Riprendi l'ordinanza della Cassazione e continuala dopo la sua ultima frase.

● TESTO FORNITO
──────────
Sentenza Sentenza Cassazione Civile n. 2553 del 04/02/2020

Cassazione civile sez. I, 04/02/2020, (ud. 25/11/2019, dep. 04/02/2020), n.2553

LA CORTE SUPREMA DI CASSAZIONE

SEZIONE PRIMA CIVILE

Composta dagli Ill.mi Sigg.ri Magistrati:

Dott. SCOTTI Umberto Luigi Cesare Giuseppe – Presidente –

Dott. TRICOMI Laura – Consigliere –

Dott. NAZZICONE Loredana – Consigliere –

Dott. CAIAZZO Rosario – Consigliere –

Dott. FIDANZIA Andrea – rel. Consigliere –

ha pronunciato la seguente:

ORDINANZA

sul ricorso 32243/2018 proposto da:

S.S., elettivamente domiciliato in Roma Via Po N. 24, presso

lo studio dell’avvocato Miglio Claudio che lo rappresenta e difende

unitamente all’avvocato Lombardi Danilo;

– ricorrente –

contro

Ministero Dell’Interno;

– intimato –

avverso la sentenza n. 774/2018 della CORTE D’APPELLO di FIRENZE,

depositata il 04/04/2018;

udita la relazione della causa svolta nella Camera di consiglio del

25/11/2019 dal Cons. Dott. FIDANZIA ANDREA.
──────────
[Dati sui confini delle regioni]
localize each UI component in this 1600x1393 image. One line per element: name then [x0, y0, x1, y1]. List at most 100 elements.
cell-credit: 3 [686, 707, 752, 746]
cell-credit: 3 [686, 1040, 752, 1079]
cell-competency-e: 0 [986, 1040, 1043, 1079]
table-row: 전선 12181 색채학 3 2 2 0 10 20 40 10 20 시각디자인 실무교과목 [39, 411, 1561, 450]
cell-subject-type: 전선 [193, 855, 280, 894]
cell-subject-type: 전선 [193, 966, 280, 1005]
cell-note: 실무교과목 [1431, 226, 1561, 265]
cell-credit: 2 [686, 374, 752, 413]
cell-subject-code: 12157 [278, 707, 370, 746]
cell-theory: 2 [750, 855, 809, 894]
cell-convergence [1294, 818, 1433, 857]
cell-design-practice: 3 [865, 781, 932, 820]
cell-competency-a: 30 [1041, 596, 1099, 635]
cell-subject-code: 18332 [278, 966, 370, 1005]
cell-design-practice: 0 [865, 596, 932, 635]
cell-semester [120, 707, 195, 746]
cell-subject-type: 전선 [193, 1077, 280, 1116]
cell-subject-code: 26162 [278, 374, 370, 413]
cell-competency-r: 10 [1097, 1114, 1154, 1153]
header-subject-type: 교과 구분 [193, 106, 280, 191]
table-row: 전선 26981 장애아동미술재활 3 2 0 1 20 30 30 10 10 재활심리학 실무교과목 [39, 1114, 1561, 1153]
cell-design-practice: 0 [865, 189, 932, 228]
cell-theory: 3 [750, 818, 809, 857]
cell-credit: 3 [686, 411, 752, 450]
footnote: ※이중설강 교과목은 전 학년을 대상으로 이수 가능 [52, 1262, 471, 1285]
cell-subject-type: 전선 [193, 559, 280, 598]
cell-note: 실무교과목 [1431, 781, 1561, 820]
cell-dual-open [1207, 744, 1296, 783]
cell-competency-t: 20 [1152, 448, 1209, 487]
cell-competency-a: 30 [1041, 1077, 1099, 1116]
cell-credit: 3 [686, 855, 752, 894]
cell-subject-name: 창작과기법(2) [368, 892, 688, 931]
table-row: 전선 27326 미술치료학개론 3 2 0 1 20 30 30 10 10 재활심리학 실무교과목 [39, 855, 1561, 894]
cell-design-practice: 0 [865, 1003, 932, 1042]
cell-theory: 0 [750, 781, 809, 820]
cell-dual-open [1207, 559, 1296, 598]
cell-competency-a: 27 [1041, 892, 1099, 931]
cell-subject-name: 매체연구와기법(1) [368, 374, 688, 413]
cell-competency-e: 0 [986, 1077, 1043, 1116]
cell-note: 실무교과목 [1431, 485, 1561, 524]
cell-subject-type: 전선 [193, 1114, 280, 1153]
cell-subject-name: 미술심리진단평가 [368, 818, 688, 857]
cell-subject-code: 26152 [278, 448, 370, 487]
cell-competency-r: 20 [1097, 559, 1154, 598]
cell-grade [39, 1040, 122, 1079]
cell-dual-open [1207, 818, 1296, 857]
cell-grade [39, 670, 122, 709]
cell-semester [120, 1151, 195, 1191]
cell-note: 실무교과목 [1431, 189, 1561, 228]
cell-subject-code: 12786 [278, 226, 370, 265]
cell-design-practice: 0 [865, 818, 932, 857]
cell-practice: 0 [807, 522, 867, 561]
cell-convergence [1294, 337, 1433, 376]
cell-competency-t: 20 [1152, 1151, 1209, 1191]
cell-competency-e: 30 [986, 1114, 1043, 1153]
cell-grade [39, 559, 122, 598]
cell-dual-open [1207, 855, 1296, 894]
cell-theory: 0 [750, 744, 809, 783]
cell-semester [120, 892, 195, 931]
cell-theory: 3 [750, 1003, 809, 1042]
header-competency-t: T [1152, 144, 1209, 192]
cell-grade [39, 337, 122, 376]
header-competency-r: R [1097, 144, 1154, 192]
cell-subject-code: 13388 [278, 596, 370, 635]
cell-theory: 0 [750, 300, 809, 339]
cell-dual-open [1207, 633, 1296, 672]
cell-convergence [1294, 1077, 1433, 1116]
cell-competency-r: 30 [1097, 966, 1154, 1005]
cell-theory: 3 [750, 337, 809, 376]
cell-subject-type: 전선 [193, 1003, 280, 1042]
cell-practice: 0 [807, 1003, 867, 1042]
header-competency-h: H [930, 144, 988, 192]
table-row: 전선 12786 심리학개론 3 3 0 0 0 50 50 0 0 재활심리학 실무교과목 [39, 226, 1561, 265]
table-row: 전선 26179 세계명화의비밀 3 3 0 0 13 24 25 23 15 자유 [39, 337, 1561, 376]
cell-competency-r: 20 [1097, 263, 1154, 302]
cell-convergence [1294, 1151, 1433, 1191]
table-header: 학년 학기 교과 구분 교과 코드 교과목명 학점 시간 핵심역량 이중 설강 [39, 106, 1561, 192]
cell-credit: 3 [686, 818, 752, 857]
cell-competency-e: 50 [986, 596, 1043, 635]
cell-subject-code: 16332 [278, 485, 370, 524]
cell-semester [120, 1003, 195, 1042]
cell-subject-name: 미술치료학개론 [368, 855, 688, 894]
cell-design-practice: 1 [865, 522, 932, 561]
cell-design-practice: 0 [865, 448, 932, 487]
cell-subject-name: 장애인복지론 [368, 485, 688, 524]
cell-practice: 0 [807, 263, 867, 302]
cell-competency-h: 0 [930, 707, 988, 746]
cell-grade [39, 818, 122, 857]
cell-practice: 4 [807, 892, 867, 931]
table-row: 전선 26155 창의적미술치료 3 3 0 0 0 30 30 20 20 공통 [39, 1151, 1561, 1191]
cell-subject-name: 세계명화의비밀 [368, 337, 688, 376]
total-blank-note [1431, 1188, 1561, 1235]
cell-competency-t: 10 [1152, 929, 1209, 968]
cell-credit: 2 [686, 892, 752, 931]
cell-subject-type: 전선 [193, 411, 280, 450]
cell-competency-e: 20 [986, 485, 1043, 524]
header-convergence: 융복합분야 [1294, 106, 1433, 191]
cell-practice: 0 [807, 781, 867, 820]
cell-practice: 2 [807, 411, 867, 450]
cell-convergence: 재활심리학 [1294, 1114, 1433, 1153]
──────────
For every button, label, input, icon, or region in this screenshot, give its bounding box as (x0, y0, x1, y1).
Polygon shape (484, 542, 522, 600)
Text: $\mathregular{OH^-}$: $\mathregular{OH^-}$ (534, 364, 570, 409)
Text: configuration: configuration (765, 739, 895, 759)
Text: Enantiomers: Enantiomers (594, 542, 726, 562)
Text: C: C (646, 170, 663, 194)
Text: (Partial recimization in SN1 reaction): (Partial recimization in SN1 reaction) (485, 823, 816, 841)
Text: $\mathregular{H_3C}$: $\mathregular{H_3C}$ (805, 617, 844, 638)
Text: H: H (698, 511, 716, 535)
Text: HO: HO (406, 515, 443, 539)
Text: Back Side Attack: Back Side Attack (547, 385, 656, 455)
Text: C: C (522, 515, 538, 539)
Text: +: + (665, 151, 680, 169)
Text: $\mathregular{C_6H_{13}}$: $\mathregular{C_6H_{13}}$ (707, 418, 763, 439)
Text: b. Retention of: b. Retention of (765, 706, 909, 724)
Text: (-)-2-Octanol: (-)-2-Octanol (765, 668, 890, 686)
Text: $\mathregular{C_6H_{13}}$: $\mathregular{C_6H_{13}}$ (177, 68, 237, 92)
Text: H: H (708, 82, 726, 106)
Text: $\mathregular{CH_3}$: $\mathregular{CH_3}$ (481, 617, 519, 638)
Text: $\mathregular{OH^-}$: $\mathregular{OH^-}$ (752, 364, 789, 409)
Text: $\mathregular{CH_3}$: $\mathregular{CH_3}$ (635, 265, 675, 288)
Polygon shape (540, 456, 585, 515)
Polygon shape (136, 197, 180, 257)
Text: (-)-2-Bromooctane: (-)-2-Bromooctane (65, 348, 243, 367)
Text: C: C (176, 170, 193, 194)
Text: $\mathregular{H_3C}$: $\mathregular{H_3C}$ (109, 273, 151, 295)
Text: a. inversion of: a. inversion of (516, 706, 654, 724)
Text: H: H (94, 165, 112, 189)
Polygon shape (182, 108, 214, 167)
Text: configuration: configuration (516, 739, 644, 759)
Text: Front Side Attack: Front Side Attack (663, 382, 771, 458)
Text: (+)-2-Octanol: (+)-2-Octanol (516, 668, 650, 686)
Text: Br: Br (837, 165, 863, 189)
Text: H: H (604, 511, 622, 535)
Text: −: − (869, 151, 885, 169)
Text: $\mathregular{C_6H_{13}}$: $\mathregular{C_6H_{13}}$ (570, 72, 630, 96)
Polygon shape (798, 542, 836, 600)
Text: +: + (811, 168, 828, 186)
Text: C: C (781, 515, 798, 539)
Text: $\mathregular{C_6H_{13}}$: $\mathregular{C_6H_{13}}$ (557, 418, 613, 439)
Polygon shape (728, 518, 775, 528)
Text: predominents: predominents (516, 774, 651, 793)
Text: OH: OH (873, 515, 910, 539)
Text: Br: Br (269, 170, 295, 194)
──────────
● SOLUZIONE PROPOSTA
Fatto

FATTI DI CAUSA

La Corte d’Appello di Firenze, con sentenza depositata in data 4.4.2018, ha rigettato l’appello proposto avverso l’ordinanza ex art. 702 bis c.p.c., proposta da S.S., cittadino del (OMISSIS), volta ad ottenere il riconoscimento della protezione internazionale o, in subordine, della protezione umanitaria.

E’ stato, in primo luogo, ritenuto che difettassero i presupposti per il riconoscimento in capo al ricorrente dello status di rifugiato, non essendo il suo racconto stato ritenuto credibile (costui aveva riferito di essere fuggito dal Gambia a causa del suo orientamento omosessuale).

Al richiedente è stata inoltre negata la protezione sussidiaria, essendo stata ritenuta l’insussistenza di una situazione di violenza generalizzata nel suo paese di provenienza.

Il ricorrente non è stato comunque ritenuto meritevole del permesso per motivi umanitari per carenza di una condizione di vulnerabilità.

Ha proposto ricorso per cassazione S.S. affidandolo a quattro motivi.

Il Ministero dell’Interno non ha svolto difese.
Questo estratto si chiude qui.